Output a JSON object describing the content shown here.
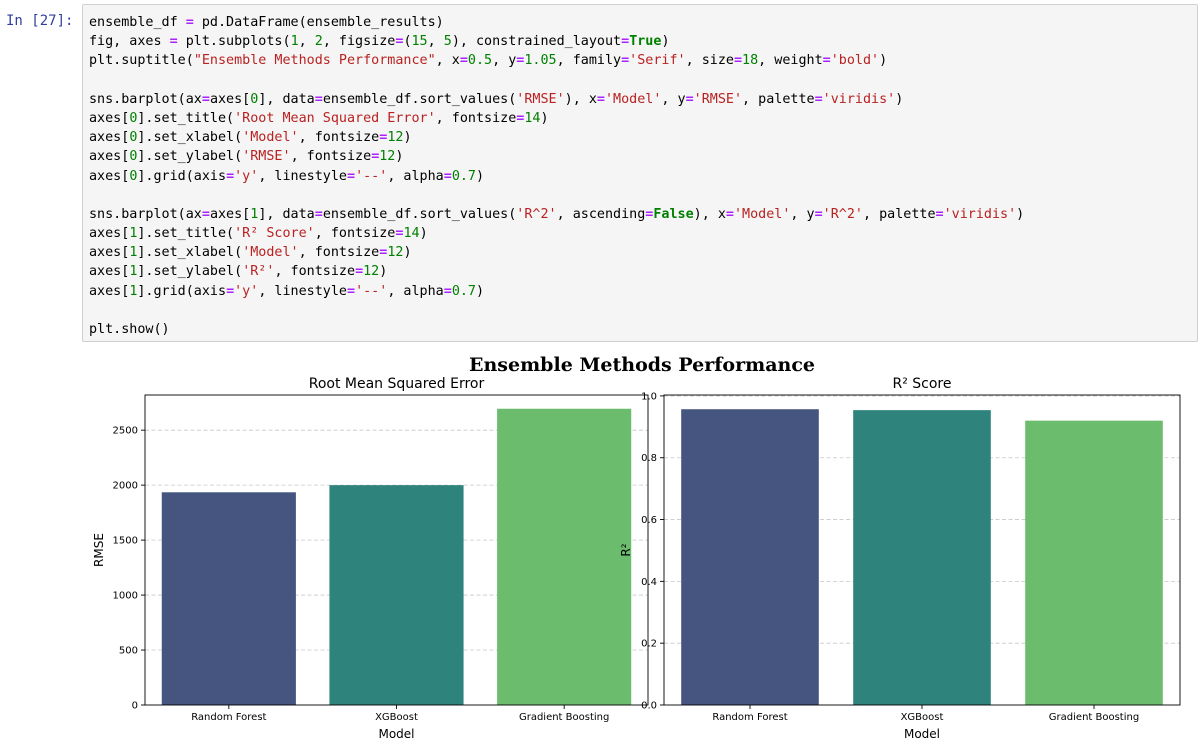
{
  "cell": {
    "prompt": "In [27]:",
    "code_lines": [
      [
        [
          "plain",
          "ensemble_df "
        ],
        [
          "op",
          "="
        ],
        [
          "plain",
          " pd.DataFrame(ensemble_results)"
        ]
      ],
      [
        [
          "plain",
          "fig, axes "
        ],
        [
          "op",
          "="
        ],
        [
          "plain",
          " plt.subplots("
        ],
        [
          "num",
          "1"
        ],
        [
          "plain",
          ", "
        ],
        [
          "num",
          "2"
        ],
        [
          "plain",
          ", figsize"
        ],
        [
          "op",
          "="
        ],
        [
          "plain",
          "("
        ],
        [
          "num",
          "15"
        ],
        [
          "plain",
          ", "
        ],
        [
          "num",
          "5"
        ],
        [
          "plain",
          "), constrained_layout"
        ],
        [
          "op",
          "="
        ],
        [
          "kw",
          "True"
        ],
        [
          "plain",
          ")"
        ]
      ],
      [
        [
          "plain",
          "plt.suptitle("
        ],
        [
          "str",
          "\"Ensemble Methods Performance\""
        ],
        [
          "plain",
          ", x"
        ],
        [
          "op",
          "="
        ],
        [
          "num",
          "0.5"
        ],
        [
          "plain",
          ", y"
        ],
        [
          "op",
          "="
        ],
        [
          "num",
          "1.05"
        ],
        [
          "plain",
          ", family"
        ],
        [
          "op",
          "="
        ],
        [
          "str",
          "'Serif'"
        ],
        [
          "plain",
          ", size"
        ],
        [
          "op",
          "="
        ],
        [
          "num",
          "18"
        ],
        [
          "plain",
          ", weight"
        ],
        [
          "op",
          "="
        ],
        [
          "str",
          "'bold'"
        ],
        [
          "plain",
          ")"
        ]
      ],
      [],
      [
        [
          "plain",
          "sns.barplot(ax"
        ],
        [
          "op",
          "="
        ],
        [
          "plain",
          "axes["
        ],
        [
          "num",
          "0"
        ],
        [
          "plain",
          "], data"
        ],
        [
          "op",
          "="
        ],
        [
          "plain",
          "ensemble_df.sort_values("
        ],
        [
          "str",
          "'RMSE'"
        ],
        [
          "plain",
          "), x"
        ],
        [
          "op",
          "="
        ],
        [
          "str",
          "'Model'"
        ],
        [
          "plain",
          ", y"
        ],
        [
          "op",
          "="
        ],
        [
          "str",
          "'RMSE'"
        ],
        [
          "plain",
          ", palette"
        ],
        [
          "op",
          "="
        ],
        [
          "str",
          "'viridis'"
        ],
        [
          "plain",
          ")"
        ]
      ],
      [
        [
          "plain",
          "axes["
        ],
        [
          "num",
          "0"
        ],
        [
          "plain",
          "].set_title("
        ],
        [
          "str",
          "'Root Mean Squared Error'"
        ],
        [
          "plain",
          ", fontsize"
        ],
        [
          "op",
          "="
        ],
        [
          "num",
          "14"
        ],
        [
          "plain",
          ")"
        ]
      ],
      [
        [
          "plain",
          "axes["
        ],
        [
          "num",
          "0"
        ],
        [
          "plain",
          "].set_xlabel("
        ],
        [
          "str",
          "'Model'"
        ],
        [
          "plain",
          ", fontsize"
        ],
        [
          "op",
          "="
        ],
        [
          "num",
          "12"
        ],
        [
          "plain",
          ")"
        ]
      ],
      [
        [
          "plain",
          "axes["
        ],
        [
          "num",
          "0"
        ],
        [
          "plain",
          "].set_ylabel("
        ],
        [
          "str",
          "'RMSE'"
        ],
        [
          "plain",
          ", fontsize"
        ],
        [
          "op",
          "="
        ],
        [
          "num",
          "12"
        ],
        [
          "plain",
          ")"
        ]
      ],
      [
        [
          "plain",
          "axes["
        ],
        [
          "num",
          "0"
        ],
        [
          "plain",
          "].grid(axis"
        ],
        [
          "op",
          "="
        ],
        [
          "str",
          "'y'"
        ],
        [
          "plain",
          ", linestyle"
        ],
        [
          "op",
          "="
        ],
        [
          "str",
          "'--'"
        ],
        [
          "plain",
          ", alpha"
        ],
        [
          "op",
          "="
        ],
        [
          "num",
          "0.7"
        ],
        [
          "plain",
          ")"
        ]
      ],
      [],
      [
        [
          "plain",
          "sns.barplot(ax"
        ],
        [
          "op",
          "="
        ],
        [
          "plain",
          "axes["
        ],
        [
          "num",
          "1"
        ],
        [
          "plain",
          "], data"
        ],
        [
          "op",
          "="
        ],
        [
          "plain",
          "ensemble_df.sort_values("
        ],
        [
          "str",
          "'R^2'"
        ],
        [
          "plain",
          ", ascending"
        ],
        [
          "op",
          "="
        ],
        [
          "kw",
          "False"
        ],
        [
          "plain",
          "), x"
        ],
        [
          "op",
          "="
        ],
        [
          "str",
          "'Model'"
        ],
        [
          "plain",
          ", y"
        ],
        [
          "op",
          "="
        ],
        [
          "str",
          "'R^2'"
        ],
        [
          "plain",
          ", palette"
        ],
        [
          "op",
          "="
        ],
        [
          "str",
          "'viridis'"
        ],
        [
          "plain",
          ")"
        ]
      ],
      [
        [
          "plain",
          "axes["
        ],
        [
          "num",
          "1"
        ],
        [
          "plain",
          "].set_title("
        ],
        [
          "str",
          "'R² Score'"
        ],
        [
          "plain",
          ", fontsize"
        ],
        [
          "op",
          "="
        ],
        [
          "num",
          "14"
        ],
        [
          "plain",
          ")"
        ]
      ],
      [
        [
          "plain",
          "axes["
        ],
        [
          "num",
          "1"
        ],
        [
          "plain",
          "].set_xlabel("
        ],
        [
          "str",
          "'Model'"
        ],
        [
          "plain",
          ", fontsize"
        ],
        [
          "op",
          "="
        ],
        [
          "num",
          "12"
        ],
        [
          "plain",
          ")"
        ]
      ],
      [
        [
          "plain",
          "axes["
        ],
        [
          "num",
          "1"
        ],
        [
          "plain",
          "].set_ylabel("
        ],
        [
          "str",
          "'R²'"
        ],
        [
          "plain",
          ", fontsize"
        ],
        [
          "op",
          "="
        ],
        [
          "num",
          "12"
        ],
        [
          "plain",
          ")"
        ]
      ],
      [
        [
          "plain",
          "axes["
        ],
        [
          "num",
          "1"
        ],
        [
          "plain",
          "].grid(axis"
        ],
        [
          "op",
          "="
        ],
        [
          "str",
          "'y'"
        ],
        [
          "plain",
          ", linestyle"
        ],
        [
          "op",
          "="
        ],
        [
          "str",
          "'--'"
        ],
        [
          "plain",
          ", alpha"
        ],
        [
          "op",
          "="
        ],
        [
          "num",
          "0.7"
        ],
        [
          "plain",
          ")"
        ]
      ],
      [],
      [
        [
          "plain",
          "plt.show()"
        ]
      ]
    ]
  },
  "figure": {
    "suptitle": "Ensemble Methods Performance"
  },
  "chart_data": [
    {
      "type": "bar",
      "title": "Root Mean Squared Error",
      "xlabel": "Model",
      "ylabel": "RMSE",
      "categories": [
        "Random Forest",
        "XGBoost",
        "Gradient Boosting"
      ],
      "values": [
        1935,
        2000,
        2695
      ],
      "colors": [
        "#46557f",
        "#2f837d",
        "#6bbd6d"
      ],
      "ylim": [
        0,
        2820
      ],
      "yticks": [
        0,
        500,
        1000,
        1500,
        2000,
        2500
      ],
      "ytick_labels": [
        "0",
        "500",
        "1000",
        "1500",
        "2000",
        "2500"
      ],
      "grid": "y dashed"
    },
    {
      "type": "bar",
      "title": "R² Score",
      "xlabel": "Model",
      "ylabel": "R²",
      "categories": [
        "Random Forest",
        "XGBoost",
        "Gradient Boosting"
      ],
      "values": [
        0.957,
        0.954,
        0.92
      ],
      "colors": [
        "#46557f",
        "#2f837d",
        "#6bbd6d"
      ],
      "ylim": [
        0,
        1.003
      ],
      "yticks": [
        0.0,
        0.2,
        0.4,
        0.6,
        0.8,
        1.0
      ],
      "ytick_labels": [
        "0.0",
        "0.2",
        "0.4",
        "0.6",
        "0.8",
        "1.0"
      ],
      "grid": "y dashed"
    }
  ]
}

■ **Task description**: Tally up the lines holding the string "Error" in this listing, and report the total alone.

■ **Exercise answer**: 2